··· Excerpted data

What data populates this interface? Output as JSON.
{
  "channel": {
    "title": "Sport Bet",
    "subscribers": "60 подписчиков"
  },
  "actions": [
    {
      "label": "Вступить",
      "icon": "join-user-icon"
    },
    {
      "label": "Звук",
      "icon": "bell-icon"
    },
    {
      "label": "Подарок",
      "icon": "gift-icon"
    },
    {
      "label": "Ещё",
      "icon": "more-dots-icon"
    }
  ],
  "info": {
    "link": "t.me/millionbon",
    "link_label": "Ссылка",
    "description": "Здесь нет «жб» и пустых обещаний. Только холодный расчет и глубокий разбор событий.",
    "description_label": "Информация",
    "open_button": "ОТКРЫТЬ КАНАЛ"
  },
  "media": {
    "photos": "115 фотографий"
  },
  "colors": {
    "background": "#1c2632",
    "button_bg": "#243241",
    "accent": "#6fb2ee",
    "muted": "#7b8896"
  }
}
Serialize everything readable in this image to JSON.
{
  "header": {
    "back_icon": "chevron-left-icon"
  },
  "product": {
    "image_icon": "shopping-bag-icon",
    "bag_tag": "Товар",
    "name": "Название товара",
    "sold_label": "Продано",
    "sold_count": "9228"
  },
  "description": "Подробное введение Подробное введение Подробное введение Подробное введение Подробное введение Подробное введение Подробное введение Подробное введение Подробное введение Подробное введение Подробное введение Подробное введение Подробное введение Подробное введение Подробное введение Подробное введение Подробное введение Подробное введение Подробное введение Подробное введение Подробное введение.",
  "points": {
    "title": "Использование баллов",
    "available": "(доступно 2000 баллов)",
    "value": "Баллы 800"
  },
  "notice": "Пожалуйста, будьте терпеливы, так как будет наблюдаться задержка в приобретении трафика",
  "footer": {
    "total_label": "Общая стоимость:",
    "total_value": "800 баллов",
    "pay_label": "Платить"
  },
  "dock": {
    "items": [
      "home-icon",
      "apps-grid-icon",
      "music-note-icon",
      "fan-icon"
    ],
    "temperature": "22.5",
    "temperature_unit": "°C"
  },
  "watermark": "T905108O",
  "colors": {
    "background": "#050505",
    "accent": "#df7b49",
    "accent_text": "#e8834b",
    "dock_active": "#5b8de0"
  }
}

······

### Goal
Transcribe the records above exactly as they appear.

### Correct answer
What data populates this interface? Output as JSON.
{
  "channel": {
    "title": "Sport Bet",
    "subscribers": "60 подписчиков"
  },
  "actions": [
    {
      "label": "Вступить",
      "icon": "join-user-icon"
    },
    {
      "label": "Звук",
      "icon": "bell-icon"
    },
    {
      "label": "Подарок",
      "icon": "gift-icon"
    },
    {
      "label": "Ещё",
      "icon": "more-dots-icon"
    }
  ],
  "info": {
    "link": "t.me/millionbon",
    "link_label": "Ссылка",
    "description": "Здесь нет «жб» и пустых обещаний. Только холодный расчет и глубокий разбор событий.",
    "description_label": "Информация",
    "open_button": "ОТКРЫТЬ КАНАЛ"
  },
  "media": {
    "photos": "115 фотографий"
  },
  "colors": {
    "background": "#1c2632",
    "button_bg": "#243241",
    "accent": "#6fb2ee",
    "muted": "#7b8896"
  }
}
Serialize everything readable in this image to JSON.
{
  "header": {
    "back_icon": "chevron-left-icon"
  },
  "product": {
    "image_icon": "shopping-bag-icon",
    "bag_tag": "Товар",
    "name": "Название товара",
    "sold_label": "Продано",
    "sold_count": "9228"
  },
  "description": "Подробное введение Подробное введение Подробное введение Подробное введение Подробное введение Подробное введение Подробное введение Подробное введение Подробное введение Подробное введение Подробное введение Подробное введение Подробное введение Подробное введение Подробное введение Подробное введение Подробное введение Подробное введение Подробное введение Подробное введение Подробное введение.",
  "points": {
    "title": "Использование баллов",
    "available": "(доступно 2000 баллов)",
    "value": "Баллы 800"
  },
  "notice": "Пожалуйста, будьте терпеливы, так как будет наблюдаться задержка в приобретении трафика",
  "footer": {
    "total_label": "Общая стоимость:",
    "total_value": "800 баллов",
    "pay_label": "Платить"
  },
  "dock": {
    "items": [
      "home-icon",
      "apps-grid-icon",
      "music-note-icon",
      "fan-icon"
    ],
    "temperature": "22.5",
    "temperature_unit": "°C"
  },
  "watermark": "T905108O",
  "colors": {
    "background": "#050505",
    "accent": "#df7b49",
    "accent_text": "#e8834b",
    "dock_active": "#5b8de0"
  }
}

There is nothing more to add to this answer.